--- Required task ---
Locate the string "values" throughout the material and copy every line in which it occurs.

--- Records for the exercise ---
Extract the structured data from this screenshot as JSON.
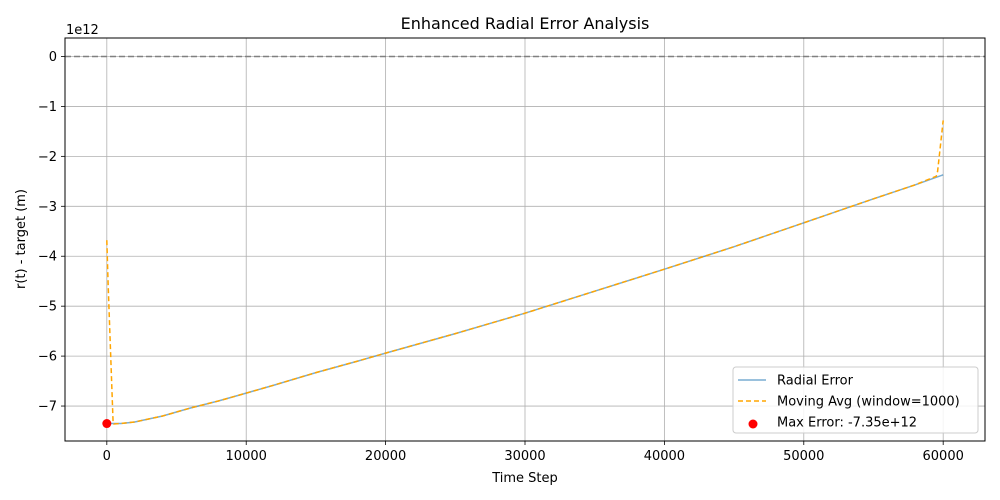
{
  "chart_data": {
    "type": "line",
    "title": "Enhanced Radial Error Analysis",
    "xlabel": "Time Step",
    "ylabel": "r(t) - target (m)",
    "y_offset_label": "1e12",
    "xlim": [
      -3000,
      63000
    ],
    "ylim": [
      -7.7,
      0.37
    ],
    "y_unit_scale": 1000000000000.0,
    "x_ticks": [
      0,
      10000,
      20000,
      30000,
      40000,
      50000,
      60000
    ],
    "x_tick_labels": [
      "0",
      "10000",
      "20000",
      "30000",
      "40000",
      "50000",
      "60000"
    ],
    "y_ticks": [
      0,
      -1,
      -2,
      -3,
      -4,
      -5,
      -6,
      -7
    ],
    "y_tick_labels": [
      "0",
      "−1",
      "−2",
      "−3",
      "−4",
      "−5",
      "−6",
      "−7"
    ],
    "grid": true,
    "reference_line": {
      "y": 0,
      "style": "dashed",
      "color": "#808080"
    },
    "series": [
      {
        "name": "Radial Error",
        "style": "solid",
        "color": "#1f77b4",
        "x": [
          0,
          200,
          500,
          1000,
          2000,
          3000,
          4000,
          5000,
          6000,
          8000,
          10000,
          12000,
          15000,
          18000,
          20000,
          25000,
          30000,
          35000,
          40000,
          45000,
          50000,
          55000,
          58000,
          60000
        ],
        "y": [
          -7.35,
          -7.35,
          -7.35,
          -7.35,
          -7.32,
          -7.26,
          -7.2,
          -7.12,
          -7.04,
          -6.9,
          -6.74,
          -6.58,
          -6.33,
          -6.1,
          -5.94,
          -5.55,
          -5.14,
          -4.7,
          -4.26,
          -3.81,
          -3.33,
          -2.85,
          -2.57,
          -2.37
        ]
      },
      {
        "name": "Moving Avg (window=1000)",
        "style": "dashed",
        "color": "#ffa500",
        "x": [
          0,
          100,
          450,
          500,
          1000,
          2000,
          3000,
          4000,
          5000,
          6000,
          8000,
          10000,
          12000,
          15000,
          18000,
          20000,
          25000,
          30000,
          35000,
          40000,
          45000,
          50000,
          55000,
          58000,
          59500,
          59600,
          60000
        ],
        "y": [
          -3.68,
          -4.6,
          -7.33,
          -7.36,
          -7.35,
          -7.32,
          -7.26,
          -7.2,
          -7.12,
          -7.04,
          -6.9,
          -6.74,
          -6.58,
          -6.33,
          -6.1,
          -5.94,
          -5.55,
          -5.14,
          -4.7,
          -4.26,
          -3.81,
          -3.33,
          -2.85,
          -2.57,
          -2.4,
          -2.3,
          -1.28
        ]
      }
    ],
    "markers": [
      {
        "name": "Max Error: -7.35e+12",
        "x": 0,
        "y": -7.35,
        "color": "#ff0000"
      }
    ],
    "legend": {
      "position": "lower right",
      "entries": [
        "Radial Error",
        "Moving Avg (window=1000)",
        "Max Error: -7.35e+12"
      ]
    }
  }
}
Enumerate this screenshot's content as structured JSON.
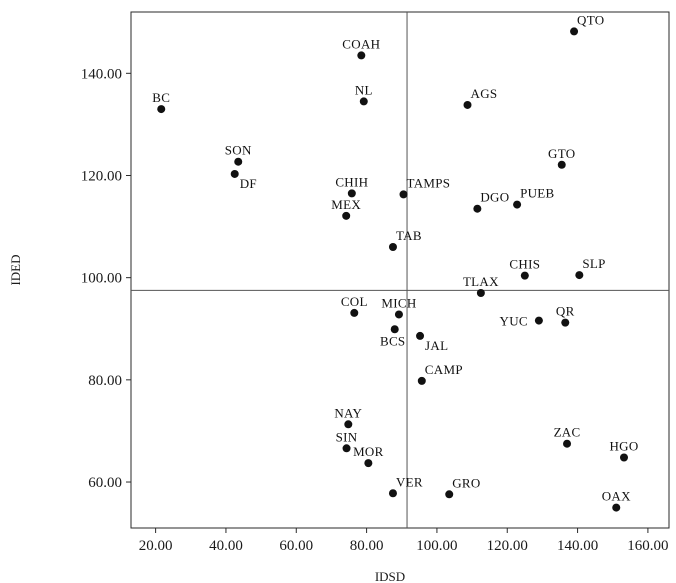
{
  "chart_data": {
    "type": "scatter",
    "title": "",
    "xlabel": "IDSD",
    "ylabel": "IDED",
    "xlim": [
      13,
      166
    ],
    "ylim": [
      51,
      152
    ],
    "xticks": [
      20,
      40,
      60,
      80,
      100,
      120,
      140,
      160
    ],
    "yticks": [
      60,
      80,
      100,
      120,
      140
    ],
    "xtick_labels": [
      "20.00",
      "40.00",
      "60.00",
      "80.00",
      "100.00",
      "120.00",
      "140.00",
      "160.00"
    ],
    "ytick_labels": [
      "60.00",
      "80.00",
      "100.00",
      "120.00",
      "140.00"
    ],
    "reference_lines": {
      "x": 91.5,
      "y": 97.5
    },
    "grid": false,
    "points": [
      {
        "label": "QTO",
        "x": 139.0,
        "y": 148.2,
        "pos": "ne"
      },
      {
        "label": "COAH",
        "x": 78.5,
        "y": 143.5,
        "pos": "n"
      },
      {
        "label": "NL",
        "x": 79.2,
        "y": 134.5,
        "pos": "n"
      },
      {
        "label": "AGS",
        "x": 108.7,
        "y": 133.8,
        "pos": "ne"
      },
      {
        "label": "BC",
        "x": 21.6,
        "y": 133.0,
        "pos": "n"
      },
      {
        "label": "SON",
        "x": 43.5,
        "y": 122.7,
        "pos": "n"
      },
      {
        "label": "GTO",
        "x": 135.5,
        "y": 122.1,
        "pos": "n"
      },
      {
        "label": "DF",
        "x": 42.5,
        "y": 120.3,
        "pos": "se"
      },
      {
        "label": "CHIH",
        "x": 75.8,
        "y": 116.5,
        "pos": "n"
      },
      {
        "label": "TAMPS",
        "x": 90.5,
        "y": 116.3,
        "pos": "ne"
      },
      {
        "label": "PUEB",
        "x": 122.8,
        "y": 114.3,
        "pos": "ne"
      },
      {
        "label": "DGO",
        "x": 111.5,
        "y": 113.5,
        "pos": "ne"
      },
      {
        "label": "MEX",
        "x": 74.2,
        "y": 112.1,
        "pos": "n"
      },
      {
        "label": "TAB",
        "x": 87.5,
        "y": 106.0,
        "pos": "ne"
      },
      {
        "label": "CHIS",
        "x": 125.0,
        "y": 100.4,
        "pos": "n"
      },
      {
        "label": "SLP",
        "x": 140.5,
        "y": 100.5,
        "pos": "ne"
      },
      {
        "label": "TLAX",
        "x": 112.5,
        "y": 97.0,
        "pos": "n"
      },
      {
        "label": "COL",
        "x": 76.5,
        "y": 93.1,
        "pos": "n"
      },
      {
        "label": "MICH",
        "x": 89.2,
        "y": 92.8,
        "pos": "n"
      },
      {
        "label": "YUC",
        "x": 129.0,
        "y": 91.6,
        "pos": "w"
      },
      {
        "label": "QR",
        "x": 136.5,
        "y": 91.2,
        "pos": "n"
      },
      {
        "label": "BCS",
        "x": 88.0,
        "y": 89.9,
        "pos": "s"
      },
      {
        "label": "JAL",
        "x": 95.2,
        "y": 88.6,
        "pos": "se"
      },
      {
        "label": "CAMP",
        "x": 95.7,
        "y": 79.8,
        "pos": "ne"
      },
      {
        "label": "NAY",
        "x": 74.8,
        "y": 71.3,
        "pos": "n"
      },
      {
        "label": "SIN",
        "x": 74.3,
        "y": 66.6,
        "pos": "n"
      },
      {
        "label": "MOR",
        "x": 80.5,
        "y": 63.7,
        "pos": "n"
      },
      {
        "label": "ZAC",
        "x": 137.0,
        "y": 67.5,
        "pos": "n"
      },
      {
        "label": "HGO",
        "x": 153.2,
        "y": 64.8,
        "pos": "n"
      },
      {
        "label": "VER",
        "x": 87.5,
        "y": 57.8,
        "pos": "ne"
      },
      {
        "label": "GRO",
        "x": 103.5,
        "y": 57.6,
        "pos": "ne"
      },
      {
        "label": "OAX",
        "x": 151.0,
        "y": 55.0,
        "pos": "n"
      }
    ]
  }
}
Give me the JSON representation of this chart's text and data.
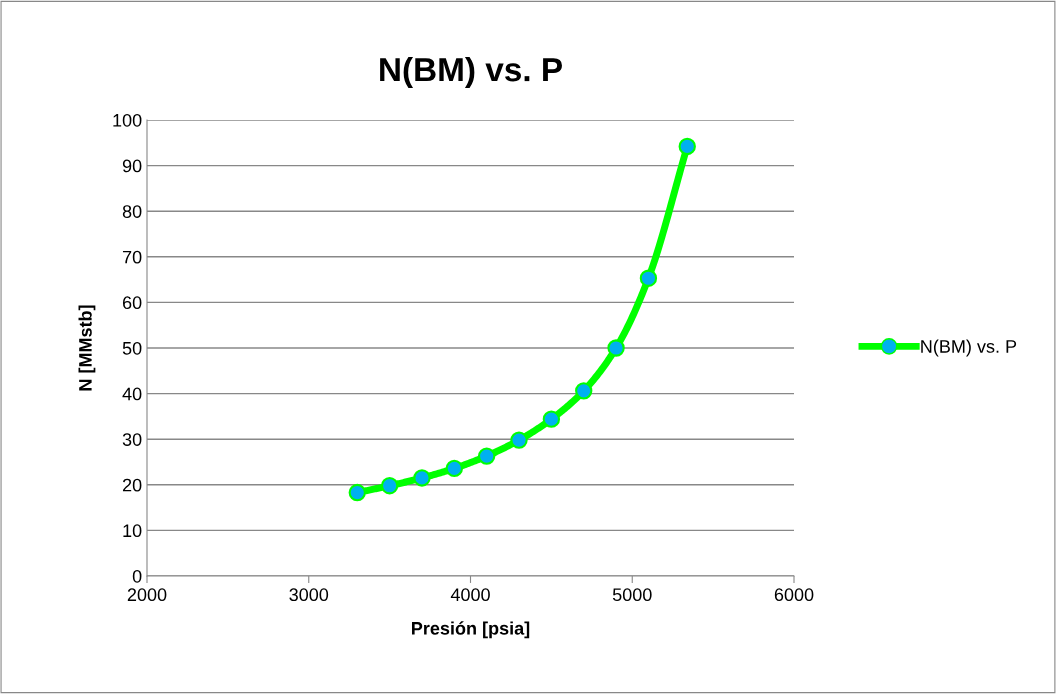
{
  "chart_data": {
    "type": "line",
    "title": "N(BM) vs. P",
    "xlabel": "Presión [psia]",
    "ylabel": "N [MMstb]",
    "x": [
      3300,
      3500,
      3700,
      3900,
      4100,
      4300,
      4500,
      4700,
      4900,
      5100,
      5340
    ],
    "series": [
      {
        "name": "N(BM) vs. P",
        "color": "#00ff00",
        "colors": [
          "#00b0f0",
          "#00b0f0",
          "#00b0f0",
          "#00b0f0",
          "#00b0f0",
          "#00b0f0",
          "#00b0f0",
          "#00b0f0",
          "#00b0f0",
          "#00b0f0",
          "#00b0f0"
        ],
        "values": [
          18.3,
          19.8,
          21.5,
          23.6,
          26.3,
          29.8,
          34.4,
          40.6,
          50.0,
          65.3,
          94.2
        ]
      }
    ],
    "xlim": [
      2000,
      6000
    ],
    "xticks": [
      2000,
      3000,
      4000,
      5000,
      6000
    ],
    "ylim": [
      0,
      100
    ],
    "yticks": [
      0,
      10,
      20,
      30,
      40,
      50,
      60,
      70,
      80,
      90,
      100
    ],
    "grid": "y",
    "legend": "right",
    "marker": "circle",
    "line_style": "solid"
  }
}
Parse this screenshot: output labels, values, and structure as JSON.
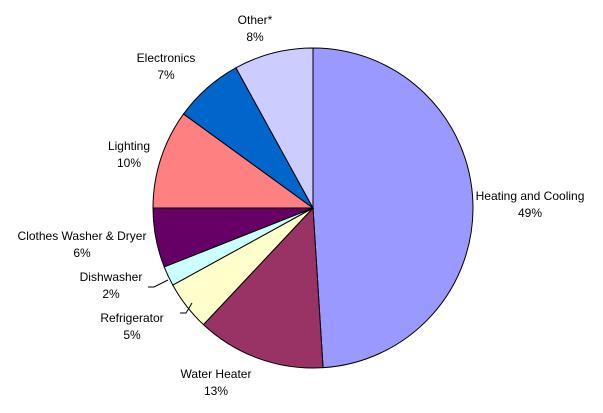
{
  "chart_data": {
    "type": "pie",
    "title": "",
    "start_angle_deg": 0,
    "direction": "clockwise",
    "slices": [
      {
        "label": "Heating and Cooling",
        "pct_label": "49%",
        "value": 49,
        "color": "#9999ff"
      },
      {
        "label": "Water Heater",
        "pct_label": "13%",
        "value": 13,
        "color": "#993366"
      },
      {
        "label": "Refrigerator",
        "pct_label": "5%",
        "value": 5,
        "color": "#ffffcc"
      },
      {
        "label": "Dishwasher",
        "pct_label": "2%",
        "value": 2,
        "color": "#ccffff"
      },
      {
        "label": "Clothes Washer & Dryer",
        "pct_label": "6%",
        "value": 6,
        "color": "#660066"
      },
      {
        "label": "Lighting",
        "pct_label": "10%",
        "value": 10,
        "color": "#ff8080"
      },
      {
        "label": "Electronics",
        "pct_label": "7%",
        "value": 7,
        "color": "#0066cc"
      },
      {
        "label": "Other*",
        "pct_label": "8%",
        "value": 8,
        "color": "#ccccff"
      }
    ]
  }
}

--- Complete response ---
        "values": [
Parse this screenshot: output labels, values, and structure as JSON.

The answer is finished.